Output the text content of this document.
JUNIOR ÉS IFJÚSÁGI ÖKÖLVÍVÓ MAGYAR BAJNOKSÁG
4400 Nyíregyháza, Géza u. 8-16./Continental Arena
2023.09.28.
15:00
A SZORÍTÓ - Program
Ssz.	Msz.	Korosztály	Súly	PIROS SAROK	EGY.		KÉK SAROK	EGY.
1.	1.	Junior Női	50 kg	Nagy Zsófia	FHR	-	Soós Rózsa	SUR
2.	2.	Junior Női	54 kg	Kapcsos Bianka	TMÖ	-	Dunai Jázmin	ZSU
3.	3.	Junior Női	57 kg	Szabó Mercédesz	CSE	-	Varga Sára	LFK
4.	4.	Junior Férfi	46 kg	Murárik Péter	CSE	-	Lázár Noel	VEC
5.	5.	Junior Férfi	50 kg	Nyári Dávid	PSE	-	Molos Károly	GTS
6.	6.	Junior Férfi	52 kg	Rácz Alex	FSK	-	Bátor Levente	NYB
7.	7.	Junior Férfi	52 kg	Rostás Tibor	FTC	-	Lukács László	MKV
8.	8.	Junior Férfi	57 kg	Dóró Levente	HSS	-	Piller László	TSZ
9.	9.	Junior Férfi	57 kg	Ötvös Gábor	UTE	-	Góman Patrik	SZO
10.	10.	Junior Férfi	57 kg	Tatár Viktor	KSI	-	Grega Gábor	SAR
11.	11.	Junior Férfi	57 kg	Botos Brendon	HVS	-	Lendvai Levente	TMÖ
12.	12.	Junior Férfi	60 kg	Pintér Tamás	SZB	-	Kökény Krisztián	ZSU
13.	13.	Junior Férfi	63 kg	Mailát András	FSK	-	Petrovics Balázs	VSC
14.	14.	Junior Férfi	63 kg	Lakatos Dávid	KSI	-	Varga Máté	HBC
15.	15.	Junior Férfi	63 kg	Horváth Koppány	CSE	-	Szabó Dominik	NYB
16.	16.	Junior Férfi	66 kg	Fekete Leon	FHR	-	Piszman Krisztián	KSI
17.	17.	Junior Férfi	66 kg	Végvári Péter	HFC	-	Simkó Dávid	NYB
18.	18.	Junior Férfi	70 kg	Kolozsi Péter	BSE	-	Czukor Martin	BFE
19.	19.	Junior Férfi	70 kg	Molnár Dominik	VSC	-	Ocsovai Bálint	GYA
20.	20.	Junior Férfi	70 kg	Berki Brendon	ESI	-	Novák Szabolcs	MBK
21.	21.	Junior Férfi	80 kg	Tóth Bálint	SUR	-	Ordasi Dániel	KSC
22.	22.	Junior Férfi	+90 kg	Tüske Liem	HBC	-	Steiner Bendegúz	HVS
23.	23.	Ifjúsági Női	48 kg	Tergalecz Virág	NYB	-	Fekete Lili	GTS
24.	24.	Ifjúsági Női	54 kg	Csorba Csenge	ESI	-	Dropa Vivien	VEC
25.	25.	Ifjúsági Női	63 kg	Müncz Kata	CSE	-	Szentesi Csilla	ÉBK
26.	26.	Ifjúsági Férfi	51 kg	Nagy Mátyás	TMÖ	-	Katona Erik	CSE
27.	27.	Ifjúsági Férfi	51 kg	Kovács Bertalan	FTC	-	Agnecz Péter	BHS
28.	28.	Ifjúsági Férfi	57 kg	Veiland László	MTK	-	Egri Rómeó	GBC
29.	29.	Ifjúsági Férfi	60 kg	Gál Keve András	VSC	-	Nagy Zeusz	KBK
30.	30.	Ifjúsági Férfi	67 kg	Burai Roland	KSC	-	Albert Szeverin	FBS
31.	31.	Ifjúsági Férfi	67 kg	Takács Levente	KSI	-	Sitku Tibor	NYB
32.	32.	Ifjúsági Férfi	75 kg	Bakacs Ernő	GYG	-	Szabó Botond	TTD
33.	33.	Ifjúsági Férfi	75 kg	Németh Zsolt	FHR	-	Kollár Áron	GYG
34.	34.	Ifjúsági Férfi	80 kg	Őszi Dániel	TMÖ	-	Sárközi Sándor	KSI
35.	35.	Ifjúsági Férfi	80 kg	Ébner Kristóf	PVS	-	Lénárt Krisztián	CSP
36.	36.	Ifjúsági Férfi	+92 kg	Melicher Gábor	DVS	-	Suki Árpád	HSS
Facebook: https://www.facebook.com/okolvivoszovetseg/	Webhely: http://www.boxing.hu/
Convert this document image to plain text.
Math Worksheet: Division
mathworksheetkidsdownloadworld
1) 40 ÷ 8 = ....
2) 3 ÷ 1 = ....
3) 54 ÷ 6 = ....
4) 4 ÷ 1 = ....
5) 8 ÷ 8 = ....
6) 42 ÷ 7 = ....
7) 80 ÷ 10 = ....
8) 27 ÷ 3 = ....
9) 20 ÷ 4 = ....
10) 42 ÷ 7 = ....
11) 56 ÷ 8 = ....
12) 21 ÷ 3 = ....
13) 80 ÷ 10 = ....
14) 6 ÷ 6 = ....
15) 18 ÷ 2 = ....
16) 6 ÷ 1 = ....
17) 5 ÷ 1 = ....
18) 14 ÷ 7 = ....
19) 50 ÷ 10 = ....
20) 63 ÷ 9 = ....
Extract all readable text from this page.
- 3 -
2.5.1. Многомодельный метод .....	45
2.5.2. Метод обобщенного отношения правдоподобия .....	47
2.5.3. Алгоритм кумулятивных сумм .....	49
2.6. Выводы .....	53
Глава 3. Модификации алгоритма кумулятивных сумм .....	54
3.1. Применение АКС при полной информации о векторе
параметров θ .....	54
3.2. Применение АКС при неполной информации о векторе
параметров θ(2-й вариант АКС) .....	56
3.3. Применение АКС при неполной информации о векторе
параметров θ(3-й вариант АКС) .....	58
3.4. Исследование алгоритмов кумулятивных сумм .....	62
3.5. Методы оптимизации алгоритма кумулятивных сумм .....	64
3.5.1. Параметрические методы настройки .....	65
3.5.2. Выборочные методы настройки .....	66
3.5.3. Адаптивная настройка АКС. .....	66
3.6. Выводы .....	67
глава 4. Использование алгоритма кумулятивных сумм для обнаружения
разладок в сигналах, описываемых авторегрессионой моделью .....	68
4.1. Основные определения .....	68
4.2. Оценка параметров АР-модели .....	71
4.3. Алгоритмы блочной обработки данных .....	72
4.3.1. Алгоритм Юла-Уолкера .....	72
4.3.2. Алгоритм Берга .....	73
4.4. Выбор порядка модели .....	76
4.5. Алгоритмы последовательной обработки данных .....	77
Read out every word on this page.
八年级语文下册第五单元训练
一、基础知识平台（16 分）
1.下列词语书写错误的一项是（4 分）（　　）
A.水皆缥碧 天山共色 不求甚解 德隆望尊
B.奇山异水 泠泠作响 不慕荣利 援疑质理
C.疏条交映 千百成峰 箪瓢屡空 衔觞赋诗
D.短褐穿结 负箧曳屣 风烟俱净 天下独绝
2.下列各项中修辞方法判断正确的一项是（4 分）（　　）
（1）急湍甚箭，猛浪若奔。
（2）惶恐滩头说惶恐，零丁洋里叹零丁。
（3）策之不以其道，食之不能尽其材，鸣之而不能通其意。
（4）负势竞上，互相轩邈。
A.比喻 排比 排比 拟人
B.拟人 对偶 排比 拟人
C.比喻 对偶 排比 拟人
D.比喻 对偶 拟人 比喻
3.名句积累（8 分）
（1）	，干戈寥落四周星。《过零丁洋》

What is required | Copy out the whole listing exactly as written.

Answer |
Output the text content of this document.
JUNIOR ÉS IFJÚSÁGI ÖKÖLVÍVÓ MAGYAR BAJNOKSÁG
4400 Nyíregyháza, Géza u. 8-16./Continental Arena
2023.09.28.
15:00
A SZORÍTÓ - Program
Ssz.	Msz.	Korosztály	Súly	PIROS SAROK	EGY.		KÉK SAROK	EGY.
1.	1.	Junior Női	50 kg	Nagy Zsófia	FHR	-	Soós Rózsa	SUR
2.	2.	Junior Női	54 kg	Kapcsos Bianka	TMÖ	-	Dunai Jázmin	ZSU
3.	3.	Junior Női	57 kg	Szabó Mercédesz	CSE	-	Varga Sára	LFK
4.	4.	Junior Férfi	46 kg	Murárik Péter	CSE	-	Lázár Noel	VEC
5.	5.	Junior Férfi	50 kg	Nyári Dávid	PSE	-	Molos Károly	GTS
6.	6.	Junior Férfi	52 kg	Rácz Alex	FSK	-	Bátor Levente	NYB
7.	7.	Junior Férfi	52 kg	Rostás Tibor	FTC	-	Lukács László	MKV
8.	8.	Junior Férfi	57 kg	Dóró Levente	HSS	-	Piller László	TSZ
9.	9.	Junior Férfi	57 kg	Ötvös Gábor	UTE	-	Góman Patrik	SZO
10.	10.	Junior Férfi	57 kg	Tatár Viktor	KSI	-	Grega Gábor	SAR
11.	11.	Junior Férfi	57 kg	Botos Brendon	HVS	-	Lendvai Levente	TMÖ
12.	12.	Junior Férfi	60 kg	Pintér Tamás	SZB	-	Kökény Krisztián	ZSU
13.	13.	Junior Férfi	63 kg	Mailát András	FSK	-	Petrovics Balázs	VSC
14.	14.	Junior Férfi	63 kg	Lakatos Dávid	KSI	-	Varga Máté	HBC
15.	15.	Junior Férfi	63 kg	Horváth Koppány	CSE	-	Szabó Dominik	NYB
16.	16.	Junior Férfi	66 kg	Fekete Leon	FHR	-	Piszman Krisztián	KSI
17.	17.	Junior Férfi	66 kg	Végvári Péter	HFC	-	Simkó Dávid	NYB
18.	18.	Junior Férfi	70 kg	Kolozsi Péter	BSE	-	Czukor Martin	BFE
19.	19.	Junior Férfi	70 kg	Molnár Dominik	VSC	-	Ocsovai Bálint	GYA
20.	20.	Junior Férfi	70 kg	Berki Brendon	ESI	-	Novák Szabolcs	MBK
21.	21.	Junior Férfi	80 kg	Tóth Bálint	SUR	-	Ordasi Dániel	KSC
22.	22.	Junior Férfi	+90 kg	Tüske Liem	HBC	-	Steiner Bendegúz	HVS
23.	23.	Ifjúsági Női	48 kg	Tergalecz Virág	NYB	-	Fekete Lili	GTS
24.	24.	Ifjúsági Női	54 kg	Csorba Csenge	ESI	-	Dropa Vivien	VEC
25.	25.	Ifjúsági Női	63 kg	Müncz Kata	CSE	-	Szentesi Csilla	ÉBK
26.	26.	Ifjúsági Férfi	51 kg	Nagy Mátyás	TMÖ	-	Katona Erik	CSE
27.	27.	Ifjúsági Férfi	51 kg	Kovács Bertalan	FTC	-	Agnecz Péter	BHS
28.	28.	Ifjúsági Férfi	57 kg	Veiland László	MTK	-	Egri Rómeó	GBC
29.	29.	Ifjúsági Férfi	60 kg	Gál Keve András	VSC	-	Nagy Zeusz	KBK
30.	30.	Ifjúsági Férfi	67 kg	Burai Roland	KSC	-	Albert Szeverin	FBS
31.	31.	Ifjúsági Férfi	67 kg	Takács Levente	KSI	-	Sitku Tibor	NYB
32.	32.	Ifjúsági Férfi	75 kg	Bakacs Ernő	GYG	-	Szabó Botond	TTD
33.	33.	Ifjúsági Férfi	75 kg	Németh Zsolt	FHR	-	Kollár Áron	GYG
34.	34.	Ifjúsági Férfi	80 kg	Őszi Dániel	TMÖ	-	Sárközi Sándor	KSI
35.	35.	Ifjúsági Férfi	80 kg	Ébner Kristóf	PVS	-	Lénárt Krisztián	CSP
36.	36.	Ifjúsági Férfi	+92 kg	Melicher Gábor	DVS	-	Suki Árpád	HSS
Facebook: https://www.facebook.com/okolvivoszovetseg/	Webhely: http://www.boxing.hu/
Convert this document image to plain text.
Math Worksheet: Division
mathworksheetkidsdownloadworld
1) 40 ÷ 8 = ....
2) 3 ÷ 1 = ....
3) 54 ÷ 6 = ....
4) 4 ÷ 1 = ....
5) 8 ÷ 8 = ....
6) 42 ÷ 7 = ....
7) 80 ÷ 10 = ....
8) 27 ÷ 3 = ....
9) 20 ÷ 4 = ....
10) 42 ÷ 7 = ....
11) 56 ÷ 8 = ....
12) 21 ÷ 3 = ....
13) 80 ÷ 10 = ....
14) 6 ÷ 6 = ....
15) 18 ÷ 2 = ....
16) 6 ÷ 1 = ....
17) 5 ÷ 1 = ....
18) 14 ÷ 7 = ....
19) 50 ÷ 10 = ....
20) 63 ÷ 9 = ....
Extract all readable text from this page.
- 3 -
2.5.1. Многомодельный метод .....	45
2.5.2. Метод обобщенного отношения правдоподобия .....	47
2.5.3. Алгоритм кумулятивных сумм .....	49
2.6. Выводы .....	53
Глава 3. Модификации алгоритма кумулятивных сумм .....	54
3.1. Применение АКС при полной информации о векторе
параметров θ .....	54
3.2. Применение АКС при неполной информации о векторе
параметров θ(2-й вариант АКС) .....	56
3.3. Применение АКС при неполной информации о векторе
параметров θ(3-й вариант АКС) .....	58
3.4. Исследование алгоритмов кумулятивных сумм .....	62
3.5. Методы оптимизации алгоритма кумулятивных сумм .....	64
3.5.1. Параметрические методы настройки .....	65
3.5.2. Выборочные методы настройки .....	66
3.5.3. Адаптивная настройка АКС. .....	66
3.6. Выводы .....	67
глава 4. Использование алгоритма кумулятивных сумм для обнаружения
разладок в сигналах, описываемых авторегрессионой моделью .....	68
4.1. Основные определения .....	68
4.2. Оценка параметров АР-модели .....	71
4.3. Алгоритмы блочной обработки данных .....	72
4.3.1. Алгоритм Юла-Уолкера .....	72
4.3.2. Алгоритм Берга .....	73
4.4. Выбор порядка модели .....	76
4.5. Алгоритмы последовательной обработки данных .....	77
Read out every word on this page.
八年级语文下册第五单元训练
一、基础知识平台（16 分）
1.下列词语书写错误的一项是（4 分）（　　）
A.水皆缥碧 天山共色 不求甚解 德隆望尊
B.奇山异水 泠泠作响 不慕荣利 援疑质理
C.疏条交映 千百成峰 箪瓢屡空 衔觞赋诗
D.短褐穿结 负箧曳屣 风烟俱净 天下独绝
2.下列各项中修辞方法判断正确的一项是（4 分）（　　）
（1）急湍甚箭，猛浪若奔。
（2）惶恐滩头说惶恐，零丁洋里叹零丁。
（3）策之不以其道，食之不能尽其材，鸣之而不能通其意。
（4）负势竞上，互相轩邈。
A.比喻 排比 排比 拟人
B.拟人 对偶 排比 拟人
C.比喻 对偶 排比 拟人
D.比喻 对偶 拟人 比喻
3.名句积累（8 分）
（1）	，干戈寥落四周星。《过零丁洋》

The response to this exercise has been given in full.